··· Provided records
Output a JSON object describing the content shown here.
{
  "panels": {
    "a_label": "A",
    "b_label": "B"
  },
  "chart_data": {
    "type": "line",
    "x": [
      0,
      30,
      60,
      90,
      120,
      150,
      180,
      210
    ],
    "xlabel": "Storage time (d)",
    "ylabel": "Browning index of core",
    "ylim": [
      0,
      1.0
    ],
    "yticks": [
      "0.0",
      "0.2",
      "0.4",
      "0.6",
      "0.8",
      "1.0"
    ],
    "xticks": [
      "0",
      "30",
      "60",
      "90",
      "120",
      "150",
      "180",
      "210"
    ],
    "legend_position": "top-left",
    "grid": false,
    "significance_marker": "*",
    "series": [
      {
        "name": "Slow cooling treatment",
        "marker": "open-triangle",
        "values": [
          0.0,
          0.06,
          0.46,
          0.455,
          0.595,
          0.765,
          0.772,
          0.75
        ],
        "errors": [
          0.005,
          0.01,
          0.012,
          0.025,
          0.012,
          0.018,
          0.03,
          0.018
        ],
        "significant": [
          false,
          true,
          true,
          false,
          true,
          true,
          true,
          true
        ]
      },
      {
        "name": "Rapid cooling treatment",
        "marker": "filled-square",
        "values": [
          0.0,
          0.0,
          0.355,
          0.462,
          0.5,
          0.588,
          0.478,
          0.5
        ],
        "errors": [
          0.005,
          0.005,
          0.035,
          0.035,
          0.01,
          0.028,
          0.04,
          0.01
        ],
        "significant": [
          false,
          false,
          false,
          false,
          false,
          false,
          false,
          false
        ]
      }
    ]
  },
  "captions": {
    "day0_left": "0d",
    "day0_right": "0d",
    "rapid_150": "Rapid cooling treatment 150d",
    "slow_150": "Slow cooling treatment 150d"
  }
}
······
> Short task
Copy the material above back out, exactly as written.

> Solution
Output a JSON object describing the content shown here.
{
  "panels": {
    "a_label": "A",
    "b_label": "B"
  },
  "chart_data": {
    "type": "line",
    "x": [
      0,
      30,
      60,
      90,
      120,
      150,
      180,
      210
    ],
    "xlabel": "Storage time (d)",
    "ylabel": "Browning index of core",
    "ylim": [
      0,
      1.0
    ],
    "yticks": [
      "0.0",
      "0.2",
      "0.4",
      "0.6",
      "0.8",
      "1.0"
    ],
    "xticks": [
      "0",
      "30",
      "60",
      "90",
      "120",
      "150",
      "180",
      "210"
    ],
    "legend_position": "top-left",
    "grid": false,
    "significance_marker": "*",
    "series": [
      {
        "name": "Slow cooling treatment",
        "marker": "open-triangle",
        "values": [
          0.0,
          0.06,
          0.46,
          0.455,
          0.595,
          0.765,
          0.772,
          0.75
        ],
        "errors": [
          0.005,
          0.01,
          0.012,
          0.025,
          0.012,
          0.018,
          0.03,
          0.018
        ],
        "significant": [
          false,
          true,
          true,
          false,
          true,
          true,
          true,
          true
        ]
      },
      {
        "name": "Rapid cooling treatment",
        "marker": "filled-square",
        "values": [
          0.0,
          0.0,
          0.355,
          0.462,
          0.5,
          0.588,
          0.478,
          0.5
        ],
        "errors": [
          0.005,
          0.005,
          0.035,
          0.035,
          0.01,
          0.028,
          0.04,
          0.01
        ],
        "significant": [
          false,
          false,
          false,
          false,
          false,
          false,
          false,
          false
        ]
      }
    ]
  },
  "captions": {
    "day0_left": "0d",
    "day0_right": "0d",
    "rapid_150": "Rapid cooling treatment 150d",
    "slow_150": "Slow cooling treatment 150d"
  }
}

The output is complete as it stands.